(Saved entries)

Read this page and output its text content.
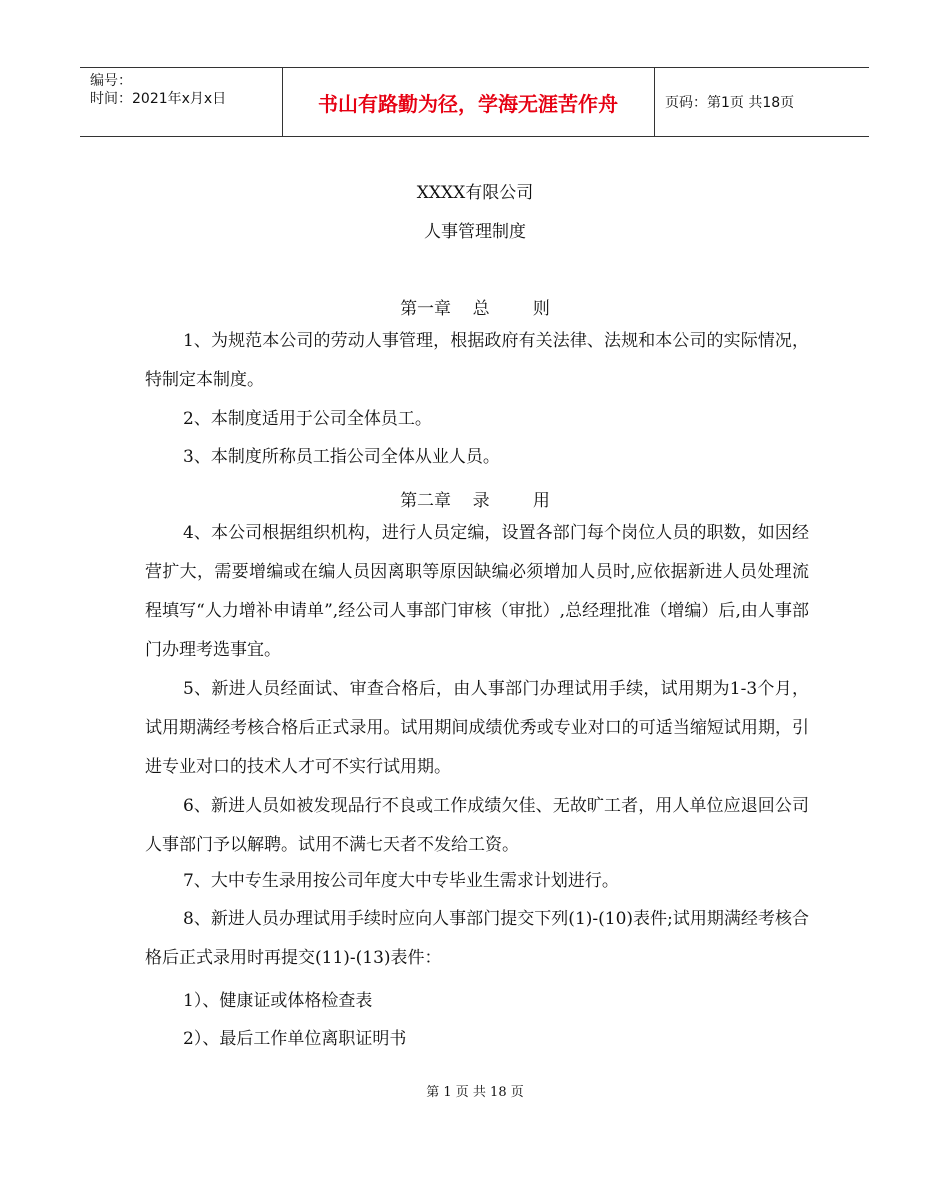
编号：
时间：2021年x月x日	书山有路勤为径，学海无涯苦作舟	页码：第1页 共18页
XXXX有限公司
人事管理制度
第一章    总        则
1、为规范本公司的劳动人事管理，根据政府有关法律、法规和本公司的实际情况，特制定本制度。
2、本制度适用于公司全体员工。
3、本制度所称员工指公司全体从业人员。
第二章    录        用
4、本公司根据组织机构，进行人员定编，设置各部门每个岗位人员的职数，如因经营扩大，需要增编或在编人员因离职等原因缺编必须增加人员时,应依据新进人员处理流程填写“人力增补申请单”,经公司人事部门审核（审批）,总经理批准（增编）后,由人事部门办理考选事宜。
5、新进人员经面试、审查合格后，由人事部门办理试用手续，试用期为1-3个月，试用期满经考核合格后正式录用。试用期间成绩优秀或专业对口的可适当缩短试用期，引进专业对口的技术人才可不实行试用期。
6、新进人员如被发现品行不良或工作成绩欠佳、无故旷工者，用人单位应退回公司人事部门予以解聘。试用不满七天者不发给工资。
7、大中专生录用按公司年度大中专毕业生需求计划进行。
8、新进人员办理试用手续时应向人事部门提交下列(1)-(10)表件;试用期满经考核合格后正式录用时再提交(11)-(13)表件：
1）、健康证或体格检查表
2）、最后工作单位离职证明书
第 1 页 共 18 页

Aim of the task:
Every record above should be written out again exactly; the pictures stay out of the copy.

Response:
Read this page and output its text content.
编号：
时间：2021年x月x日	书山有路勤为径，学海无涯苦作舟	页码：第1页 共18页
XXXX有限公司
人事管理制度
第一章    总        则
1、为规范本公司的劳动人事管理，根据政府有关法律、法规和本公司的实际情况，特制定本制度。
2、本制度适用于公司全体员工。
3、本制度所称员工指公司全体从业人员。
第二章    录        用
4、本公司根据组织机构，进行人员定编，设置各部门每个岗位人员的职数，如因经营扩大，需要增编或在编人员因离职等原因缺编必须增加人员时,应依据新进人员处理流程填写“人力增补申请单”,经公司人事部门审核（审批）,总经理批准（增编）后,由人事部门办理考选事宜。
5、新进人员经面试、审查合格后，由人事部门办理试用手续，试用期为1-3个月，试用期满经考核合格后正式录用。试用期间成绩优秀或专业对口的可适当缩短试用期，引进专业对口的技术人才可不实行试用期。
6、新进人员如被发现品行不良或工作成绩欠佳、无故旷工者，用人单位应退回公司人事部门予以解聘。试用不满七天者不发给工资。
7、大中专生录用按公司年度大中专毕业生需求计划进行。
8、新进人员办理试用手续时应向人事部门提交下列(1)-(10)表件;试用期满经考核合格后正式录用时再提交(11)-(13)表件：
1）、健康证或体格检查表
2）、最后工作单位离职证明书
第 1 页 共 18 页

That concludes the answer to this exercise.